_Work required_:
Output exactly, please, the lines of the records below from the one containing "Parse this screenshot: output" through the final line.

_Records supplied_:

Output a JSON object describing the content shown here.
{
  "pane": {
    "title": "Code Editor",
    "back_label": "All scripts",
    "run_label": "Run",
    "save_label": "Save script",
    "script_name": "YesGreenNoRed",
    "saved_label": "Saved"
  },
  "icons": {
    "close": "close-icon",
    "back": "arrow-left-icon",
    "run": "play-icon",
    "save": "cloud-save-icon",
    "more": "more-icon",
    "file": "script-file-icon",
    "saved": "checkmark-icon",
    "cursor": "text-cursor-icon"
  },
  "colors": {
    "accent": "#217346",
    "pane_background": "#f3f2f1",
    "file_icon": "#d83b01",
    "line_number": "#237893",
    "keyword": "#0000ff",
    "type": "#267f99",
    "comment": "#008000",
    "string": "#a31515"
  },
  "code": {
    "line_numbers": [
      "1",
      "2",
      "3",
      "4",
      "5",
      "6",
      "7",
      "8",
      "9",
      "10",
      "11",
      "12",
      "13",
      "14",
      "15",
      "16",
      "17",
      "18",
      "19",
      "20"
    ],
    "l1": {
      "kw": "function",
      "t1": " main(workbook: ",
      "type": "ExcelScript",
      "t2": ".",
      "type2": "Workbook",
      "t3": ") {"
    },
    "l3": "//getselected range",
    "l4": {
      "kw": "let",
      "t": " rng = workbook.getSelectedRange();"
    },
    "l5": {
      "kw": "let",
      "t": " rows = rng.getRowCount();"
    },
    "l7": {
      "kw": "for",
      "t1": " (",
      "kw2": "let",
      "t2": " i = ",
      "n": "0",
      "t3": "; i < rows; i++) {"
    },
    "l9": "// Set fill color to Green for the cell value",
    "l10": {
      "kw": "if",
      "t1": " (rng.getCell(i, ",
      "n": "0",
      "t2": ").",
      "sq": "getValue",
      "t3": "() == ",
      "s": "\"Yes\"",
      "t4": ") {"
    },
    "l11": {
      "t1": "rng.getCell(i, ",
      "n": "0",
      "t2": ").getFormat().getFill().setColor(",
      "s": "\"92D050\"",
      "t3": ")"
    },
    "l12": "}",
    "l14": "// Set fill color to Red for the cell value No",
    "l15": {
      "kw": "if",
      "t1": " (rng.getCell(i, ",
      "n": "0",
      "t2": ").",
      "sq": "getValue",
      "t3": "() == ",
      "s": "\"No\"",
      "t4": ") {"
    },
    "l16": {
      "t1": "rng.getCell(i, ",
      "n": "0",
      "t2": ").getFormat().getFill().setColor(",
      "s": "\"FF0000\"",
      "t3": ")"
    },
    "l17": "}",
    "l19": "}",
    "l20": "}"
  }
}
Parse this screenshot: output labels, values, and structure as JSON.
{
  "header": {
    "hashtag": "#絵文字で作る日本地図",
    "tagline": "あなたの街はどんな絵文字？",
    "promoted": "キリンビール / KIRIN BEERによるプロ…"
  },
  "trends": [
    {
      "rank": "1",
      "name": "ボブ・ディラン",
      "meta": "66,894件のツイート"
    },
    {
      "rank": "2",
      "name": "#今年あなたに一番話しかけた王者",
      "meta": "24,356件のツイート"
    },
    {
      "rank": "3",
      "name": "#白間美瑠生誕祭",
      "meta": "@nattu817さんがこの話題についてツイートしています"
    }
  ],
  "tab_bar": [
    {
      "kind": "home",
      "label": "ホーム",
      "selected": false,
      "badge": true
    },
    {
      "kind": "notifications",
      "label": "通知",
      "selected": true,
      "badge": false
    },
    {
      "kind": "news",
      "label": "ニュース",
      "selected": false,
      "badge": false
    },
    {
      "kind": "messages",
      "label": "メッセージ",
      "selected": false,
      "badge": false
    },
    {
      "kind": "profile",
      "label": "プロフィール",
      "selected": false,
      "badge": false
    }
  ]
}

_Answer for the task_:
Parse this screenshot: output labels, values, and structure as JSON.
{
  "header": {
    "hashtag": "#絵文字で作る日本地図",
    "tagline": "あなたの街はどんな絵文字？",
    "promoted": "キリンビール / KIRIN BEERによるプロ…"
  },
  "trends": [
    {
      "rank": "1",
      "name": "ボブ・ディラン",
      "meta": "66,894件のツイート"
    },
    {
      "rank": "2",
      "name": "#今年あなたに一番話しかけた王者",
      "meta": "24,356件のツイート"
    },
    {
      "rank": "3",
      "name": "#白間美瑠生誕祭",
      "meta": "@nattu817さんがこの話題についてツイートしています"
    }
  ],
  "tab_bar": [
    {
      "kind": "home",
      "label": "ホーム",
      "selected": false,
      "badge": true
    },
    {
      "kind": "notifications",
      "label": "通知",
      "selected": true,
      "badge": false
    },
    {
      "kind": "news",
      "label": "ニュース",
      "selected": false,
      "badge": false
    },
    {
      "kind": "messages",
      "label": "メッセージ",
      "selected": false,
      "badge": false
    },
    {
      "kind": "profile",
      "label": "プロフィール",
      "selected": false,
      "badge": false
    }
  ]
}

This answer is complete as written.